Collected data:
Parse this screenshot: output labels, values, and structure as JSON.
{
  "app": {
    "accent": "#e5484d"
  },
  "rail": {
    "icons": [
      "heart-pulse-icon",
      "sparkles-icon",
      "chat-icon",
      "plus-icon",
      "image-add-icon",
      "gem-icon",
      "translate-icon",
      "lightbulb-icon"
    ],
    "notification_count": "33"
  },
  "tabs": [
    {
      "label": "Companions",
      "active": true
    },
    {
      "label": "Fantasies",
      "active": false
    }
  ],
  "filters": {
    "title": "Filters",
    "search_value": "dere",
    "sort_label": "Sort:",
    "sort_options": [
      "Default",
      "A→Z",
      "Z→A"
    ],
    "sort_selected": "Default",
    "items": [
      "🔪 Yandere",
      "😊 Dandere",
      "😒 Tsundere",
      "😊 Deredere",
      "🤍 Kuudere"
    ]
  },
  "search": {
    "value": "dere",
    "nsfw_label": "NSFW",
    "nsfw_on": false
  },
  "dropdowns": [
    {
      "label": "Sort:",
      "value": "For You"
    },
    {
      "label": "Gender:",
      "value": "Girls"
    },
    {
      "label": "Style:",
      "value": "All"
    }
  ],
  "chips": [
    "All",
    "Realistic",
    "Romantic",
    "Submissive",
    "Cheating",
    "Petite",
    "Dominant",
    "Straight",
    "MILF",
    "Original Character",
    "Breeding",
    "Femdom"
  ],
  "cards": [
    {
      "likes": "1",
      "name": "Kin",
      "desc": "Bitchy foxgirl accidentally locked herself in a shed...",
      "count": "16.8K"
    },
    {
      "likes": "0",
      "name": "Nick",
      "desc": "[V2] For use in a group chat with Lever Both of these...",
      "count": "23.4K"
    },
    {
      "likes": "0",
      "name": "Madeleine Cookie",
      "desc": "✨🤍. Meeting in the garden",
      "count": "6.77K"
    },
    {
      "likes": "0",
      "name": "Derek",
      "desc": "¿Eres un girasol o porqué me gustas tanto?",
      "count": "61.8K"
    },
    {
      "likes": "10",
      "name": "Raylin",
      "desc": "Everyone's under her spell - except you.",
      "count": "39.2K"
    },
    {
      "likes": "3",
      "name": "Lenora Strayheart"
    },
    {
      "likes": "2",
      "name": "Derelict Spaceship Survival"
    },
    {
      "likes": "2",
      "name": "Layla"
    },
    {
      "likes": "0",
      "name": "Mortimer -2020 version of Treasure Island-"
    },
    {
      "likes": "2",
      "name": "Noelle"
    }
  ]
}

● OBJECTIVE: Word for word, quote all of the data above.

● SOLUTION TO THE PROBLEM:
Parse this screenshot: output labels, values, and structure as JSON.
{
  "app": {
    "accent": "#e5484d"
  },
  "rail": {
    "icons": [
      "heart-pulse-icon",
      "sparkles-icon",
      "chat-icon",
      "plus-icon",
      "image-add-icon",
      "gem-icon",
      "translate-icon",
      "lightbulb-icon"
    ],
    "notification_count": "33"
  },
  "tabs": [
    {
      "label": "Companions",
      "active": true
    },
    {
      "label": "Fantasies",
      "active": false
    }
  ],
  "filters": {
    "title": "Filters",
    "search_value": "dere",
    "sort_label": "Sort:",
    "sort_options": [
      "Default",
      "A→Z",
      "Z→A"
    ],
    "sort_selected": "Default",
    "items": [
      "🔪 Yandere",
      "😊 Dandere",
      "😒 Tsundere",
      "😊 Deredere",
      "🤍 Kuudere"
    ]
  },
  "search": {
    "value": "dere",
    "nsfw_label": "NSFW",
    "nsfw_on": false
  },
  "dropdowns": [
    {
      "label": "Sort:",
      "value": "For You"
    },
    {
      "label": "Gender:",
      "value": "Girls"
    },
    {
      "label": "Style:",
      "value": "All"
    }
  ],
  "chips": [
    "All",
    "Realistic",
    "Romantic",
    "Submissive",
    "Cheating",
    "Petite",
    "Dominant",
    "Straight",
    "MILF",
    "Original Character",
    "Breeding",
    "Femdom"
  ],
  "cards": [
    {
      "likes": "1",
      "name": "Kin",
      "desc": "Bitchy foxgirl accidentally locked herself in a shed...",
      "count": "16.8K"
    },
    {
      "likes": "0",
      "name": "Nick",
      "desc": "[V2] For use in a group chat with Lever Both of these...",
      "count": "23.4K"
    },
    {
      "likes": "0",
      "name": "Madeleine Cookie",
      "desc": "✨🤍. Meeting in the garden",
      "count": "6.77K"
    },
    {
      "likes": "0",
      "name": "Derek",
      "desc": "¿Eres un girasol o porqué me gustas tanto?",
      "count": "61.8K"
    },
    {
      "likes": "10",
      "name": "Raylin",
      "desc": "Everyone's under her spell - except you.",
      "count": "39.2K"
    },
    {
      "likes": "3",
      "name": "Lenora Strayheart"
    },
    {
      "likes": "2",
      "name": "Derelict Spaceship Survival"
    },
    {
      "likes": "2",
      "name": "Layla"
    },
    {
      "likes": "0",
      "name": "Mortimer -2020 version of Treasure Island-"
    },
    {
      "likes": "2",
      "name": "Noelle"
    }
  ]
}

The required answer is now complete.